## START SUPPLIED ENTRIES

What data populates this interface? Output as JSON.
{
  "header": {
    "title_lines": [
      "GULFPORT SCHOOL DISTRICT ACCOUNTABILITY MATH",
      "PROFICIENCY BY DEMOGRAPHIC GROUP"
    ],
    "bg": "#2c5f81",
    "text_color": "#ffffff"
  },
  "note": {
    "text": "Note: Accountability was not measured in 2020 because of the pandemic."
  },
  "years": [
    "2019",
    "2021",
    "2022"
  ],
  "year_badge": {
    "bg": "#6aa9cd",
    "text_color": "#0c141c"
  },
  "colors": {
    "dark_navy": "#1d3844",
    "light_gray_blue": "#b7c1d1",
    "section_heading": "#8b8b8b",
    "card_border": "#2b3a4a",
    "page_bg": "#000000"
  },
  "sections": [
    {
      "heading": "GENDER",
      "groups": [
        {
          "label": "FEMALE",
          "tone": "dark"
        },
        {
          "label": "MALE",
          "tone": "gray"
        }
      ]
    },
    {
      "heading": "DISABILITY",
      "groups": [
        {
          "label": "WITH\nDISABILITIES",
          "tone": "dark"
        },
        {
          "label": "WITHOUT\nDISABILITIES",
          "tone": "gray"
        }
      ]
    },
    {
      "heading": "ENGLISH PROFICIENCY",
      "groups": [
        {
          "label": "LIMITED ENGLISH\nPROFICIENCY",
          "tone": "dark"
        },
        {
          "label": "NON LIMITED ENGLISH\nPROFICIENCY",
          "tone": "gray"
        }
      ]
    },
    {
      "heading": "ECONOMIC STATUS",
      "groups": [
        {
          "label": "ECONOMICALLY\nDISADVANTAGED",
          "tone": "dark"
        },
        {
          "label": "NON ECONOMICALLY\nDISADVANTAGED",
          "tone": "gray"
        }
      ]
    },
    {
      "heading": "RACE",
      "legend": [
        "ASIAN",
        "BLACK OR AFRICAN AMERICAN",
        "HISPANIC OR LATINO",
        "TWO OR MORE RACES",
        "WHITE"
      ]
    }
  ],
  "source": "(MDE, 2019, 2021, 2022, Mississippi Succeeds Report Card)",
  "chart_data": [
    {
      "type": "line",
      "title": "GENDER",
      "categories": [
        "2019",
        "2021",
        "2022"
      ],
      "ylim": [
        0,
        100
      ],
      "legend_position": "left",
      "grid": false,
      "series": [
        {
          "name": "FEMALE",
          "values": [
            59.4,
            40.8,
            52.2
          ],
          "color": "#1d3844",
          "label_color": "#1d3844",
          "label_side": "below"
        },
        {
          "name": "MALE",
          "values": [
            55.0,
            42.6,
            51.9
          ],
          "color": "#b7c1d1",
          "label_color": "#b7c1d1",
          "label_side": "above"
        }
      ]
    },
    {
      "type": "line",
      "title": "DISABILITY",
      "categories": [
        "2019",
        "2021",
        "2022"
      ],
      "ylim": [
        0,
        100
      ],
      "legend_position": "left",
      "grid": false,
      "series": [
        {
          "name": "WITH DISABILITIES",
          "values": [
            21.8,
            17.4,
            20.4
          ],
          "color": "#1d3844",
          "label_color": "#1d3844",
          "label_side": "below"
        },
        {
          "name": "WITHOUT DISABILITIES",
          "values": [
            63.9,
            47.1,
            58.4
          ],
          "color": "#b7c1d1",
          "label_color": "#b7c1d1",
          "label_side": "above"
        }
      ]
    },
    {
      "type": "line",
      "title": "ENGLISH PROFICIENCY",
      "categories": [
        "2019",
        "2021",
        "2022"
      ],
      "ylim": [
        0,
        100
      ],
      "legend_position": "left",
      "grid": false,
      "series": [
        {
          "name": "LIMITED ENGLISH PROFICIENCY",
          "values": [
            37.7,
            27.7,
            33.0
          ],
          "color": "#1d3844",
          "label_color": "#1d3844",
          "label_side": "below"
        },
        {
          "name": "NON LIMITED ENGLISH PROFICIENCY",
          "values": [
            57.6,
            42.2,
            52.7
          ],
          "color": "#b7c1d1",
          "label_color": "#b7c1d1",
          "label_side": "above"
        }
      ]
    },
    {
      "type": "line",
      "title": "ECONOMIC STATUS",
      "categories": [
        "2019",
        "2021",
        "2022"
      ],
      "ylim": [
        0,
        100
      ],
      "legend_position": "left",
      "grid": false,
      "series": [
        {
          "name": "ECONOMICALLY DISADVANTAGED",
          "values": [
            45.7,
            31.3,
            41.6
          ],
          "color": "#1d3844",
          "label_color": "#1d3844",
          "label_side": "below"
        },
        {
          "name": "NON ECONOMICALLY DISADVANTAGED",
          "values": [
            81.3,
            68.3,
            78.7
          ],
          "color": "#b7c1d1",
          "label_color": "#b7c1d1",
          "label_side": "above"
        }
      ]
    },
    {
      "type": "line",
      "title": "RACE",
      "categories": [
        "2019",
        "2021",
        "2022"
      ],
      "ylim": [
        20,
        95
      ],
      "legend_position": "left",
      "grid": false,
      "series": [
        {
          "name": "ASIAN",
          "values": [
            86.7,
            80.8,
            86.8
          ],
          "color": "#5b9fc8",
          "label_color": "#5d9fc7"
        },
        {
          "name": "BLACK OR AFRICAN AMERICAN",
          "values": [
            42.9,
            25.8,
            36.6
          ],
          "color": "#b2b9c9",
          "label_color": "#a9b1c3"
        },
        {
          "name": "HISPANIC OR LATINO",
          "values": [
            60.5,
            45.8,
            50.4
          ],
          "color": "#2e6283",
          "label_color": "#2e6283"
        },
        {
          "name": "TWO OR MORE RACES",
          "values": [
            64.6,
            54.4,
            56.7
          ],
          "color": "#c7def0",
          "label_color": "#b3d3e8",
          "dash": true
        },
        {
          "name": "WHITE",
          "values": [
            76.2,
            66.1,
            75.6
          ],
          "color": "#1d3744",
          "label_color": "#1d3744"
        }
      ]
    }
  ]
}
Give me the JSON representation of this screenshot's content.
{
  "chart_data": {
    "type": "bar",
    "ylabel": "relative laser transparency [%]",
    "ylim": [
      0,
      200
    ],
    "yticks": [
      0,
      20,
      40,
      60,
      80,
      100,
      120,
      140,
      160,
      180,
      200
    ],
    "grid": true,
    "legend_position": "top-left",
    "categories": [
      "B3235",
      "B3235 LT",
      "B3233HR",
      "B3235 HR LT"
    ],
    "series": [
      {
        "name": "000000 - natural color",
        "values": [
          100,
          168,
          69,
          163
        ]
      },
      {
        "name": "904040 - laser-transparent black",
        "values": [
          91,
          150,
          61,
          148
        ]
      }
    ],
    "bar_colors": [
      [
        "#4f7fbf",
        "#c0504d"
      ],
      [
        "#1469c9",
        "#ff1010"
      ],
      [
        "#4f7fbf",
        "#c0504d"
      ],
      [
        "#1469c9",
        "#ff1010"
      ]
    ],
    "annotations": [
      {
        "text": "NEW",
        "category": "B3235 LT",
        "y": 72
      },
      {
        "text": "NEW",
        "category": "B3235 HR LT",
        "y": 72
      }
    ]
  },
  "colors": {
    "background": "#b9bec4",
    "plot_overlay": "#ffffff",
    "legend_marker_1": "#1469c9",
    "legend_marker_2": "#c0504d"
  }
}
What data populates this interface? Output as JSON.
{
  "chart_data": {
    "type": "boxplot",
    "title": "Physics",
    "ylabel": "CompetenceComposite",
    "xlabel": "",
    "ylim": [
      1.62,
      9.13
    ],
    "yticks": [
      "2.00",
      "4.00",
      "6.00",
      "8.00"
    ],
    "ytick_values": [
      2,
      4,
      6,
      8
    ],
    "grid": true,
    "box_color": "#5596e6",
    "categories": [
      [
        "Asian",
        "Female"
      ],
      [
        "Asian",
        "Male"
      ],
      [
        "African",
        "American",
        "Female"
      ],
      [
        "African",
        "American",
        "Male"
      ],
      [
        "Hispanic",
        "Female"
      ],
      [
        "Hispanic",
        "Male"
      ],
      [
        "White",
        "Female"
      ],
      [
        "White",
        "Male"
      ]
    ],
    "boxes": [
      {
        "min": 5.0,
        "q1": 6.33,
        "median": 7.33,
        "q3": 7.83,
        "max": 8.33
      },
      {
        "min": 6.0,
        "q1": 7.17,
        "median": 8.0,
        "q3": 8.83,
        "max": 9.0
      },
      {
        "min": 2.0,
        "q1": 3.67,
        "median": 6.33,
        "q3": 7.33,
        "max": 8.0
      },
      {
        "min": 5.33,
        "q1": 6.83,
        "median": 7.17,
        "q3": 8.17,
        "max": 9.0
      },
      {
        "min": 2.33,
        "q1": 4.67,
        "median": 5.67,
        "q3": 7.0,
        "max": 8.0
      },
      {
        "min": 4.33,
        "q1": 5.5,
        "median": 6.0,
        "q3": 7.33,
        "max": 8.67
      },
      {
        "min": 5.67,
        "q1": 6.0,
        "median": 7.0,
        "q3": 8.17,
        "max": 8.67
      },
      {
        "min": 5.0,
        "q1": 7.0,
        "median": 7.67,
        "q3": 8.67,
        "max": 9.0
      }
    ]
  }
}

## END SUPPLIED ENTRIES

◆ **EXERCISE TASK**
Find the lines holding "nDISADVANTAGED" and list every one.

◆ **OUTPUT FOR THIS EXERCISE**
          "label": "ECONOMICALLY\nDISADVANTAGED",
          "label": "NON ECONOMICALLY\nDISADVANTAGED",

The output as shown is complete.